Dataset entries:
------------------------------------

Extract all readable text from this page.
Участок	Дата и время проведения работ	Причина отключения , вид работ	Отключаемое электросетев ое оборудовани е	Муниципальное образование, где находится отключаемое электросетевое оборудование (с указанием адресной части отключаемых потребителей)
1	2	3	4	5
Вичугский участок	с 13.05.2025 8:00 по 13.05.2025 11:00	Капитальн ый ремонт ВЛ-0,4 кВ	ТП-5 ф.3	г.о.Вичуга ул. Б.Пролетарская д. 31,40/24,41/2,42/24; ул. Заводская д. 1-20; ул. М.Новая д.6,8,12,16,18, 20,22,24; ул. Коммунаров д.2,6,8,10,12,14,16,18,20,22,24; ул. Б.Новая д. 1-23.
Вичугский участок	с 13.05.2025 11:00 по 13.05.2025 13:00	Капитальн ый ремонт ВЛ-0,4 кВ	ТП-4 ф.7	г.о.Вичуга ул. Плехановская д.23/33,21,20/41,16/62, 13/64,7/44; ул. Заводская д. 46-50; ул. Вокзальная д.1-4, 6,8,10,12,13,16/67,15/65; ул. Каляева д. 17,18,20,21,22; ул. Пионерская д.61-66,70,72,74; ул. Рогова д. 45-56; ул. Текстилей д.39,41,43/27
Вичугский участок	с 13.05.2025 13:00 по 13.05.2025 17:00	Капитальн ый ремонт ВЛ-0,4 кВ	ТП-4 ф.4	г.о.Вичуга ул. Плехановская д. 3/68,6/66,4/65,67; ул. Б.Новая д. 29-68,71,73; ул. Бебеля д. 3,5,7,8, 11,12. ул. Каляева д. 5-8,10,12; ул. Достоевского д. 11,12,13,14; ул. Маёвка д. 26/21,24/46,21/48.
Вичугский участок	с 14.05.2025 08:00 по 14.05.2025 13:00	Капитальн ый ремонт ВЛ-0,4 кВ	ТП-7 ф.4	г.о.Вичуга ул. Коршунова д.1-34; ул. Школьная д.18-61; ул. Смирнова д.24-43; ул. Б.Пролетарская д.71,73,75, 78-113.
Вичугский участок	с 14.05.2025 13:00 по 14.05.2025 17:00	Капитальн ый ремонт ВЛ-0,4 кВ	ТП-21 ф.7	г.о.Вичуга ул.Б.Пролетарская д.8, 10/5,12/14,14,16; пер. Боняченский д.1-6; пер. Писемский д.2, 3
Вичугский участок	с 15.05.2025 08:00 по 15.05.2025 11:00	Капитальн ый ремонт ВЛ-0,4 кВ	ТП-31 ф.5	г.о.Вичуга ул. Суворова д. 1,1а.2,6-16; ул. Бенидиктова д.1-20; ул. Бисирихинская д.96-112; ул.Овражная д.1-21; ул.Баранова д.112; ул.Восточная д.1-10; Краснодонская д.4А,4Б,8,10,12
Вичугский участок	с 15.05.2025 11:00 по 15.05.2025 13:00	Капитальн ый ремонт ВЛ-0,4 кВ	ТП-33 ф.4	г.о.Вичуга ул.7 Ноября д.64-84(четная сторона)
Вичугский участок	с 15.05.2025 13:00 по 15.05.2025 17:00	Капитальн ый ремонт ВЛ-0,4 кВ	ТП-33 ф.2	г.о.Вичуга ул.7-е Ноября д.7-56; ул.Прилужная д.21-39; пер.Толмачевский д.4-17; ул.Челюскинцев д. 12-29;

------------------------------------

**PROBLEM STATEMENT**
Repeat the data in its entirety, character for character.

**OUTPUT FOR THIS TASK**
Extract all readable text from this page.
Участок	Дата и время проведения работ	Причина отключения , вид работ	Отключаемое электросетев ое оборудовани е	Муниципальное образование, где находится отключаемое электросетевое оборудование (с указанием адресной части отключаемых потребителей)
1	2	3	4	5
Вичугский участок	с 13.05.2025 8:00 по 13.05.2025 11:00	Капитальн ый ремонт ВЛ-0,4 кВ	ТП-5 ф.3	г.о.Вичуга ул. Б.Пролетарская д. 31,40/24,41/2,42/24; ул. Заводская д. 1-20; ул. М.Новая д.6,8,12,16,18, 20,22,24; ул. Коммунаров д.2,6,8,10,12,14,16,18,20,22,24; ул. Б.Новая д. 1-23.
Вичугский участок	с 13.05.2025 11:00 по 13.05.2025 13:00	Капитальн ый ремонт ВЛ-0,4 кВ	ТП-4 ф.7	г.о.Вичуга ул. Плехановская д.23/33,21,20/41,16/62, 13/64,7/44; ул. Заводская д. 46-50; ул. Вокзальная д.1-4, 6,8,10,12,13,16/67,15/65; ул. Каляева д. 17,18,20,21,22; ул. Пионерская д.61-66,70,72,74; ул. Рогова д. 45-56; ул. Текстилей д.39,41,43/27
Вичугский участок	с 13.05.2025 13:00 по 13.05.2025 17:00	Капитальн ый ремонт ВЛ-0,4 кВ	ТП-4 ф.4	г.о.Вичуга ул. Плехановская д. 3/68,6/66,4/65,67; ул. Б.Новая д. 29-68,71,73; ул. Бебеля д. 3,5,7,8, 11,12. ул. Каляева д. 5-8,10,12; ул. Достоевского д. 11,12,13,14; ул. Маёвка д. 26/21,24/46,21/48.
Вичугский участок	с 14.05.2025 08:00 по 14.05.2025 13:00	Капитальн ый ремонт ВЛ-0,4 кВ	ТП-7 ф.4	г.о.Вичуга ул. Коршунова д.1-34; ул. Школьная д.18-61; ул. Смирнова д.24-43; ул. Б.Пролетарская д.71,73,75, 78-113.
Вичугский участок	с 14.05.2025 13:00 по 14.05.2025 17:00	Капитальн ый ремонт ВЛ-0,4 кВ	ТП-21 ф.7	г.о.Вичуга ул.Б.Пролетарская д.8, 10/5,12/14,14,16; пер. Боняченский д.1-6; пер. Писемский д.2, 3
Вичугский участок	с 15.05.2025 08:00 по 15.05.2025 11:00	Капитальн ый ремонт ВЛ-0,4 кВ	ТП-31 ф.5	г.о.Вичуга ул. Суворова д. 1,1а.2,6-16; ул. Бенидиктова д.1-20; ул. Бисирихинская д.96-112; ул.Овражная д.1-21; ул.Баранова д.112; ул.Восточная д.1-10; Краснодонская д.4А,4Б,8,10,12
Вичугский участок	с 15.05.2025 11:00 по 15.05.2025 13:00	Капитальн ый ремонт ВЛ-0,4 кВ	ТП-33 ф.4	г.о.Вичуга ул.7 Ноября д.64-84(четная сторона)
Вичугский участок	с 15.05.2025 13:00 по 15.05.2025 17:00	Капитальн ый ремонт ВЛ-0,4 кВ	ТП-33 ф.2	г.о.Вичуга ул.7-е Ноября д.7-56; ул.Прилужная д.21-39; пер.Толмачевский д.4-17; ул.Челюскинцев д. 12-29;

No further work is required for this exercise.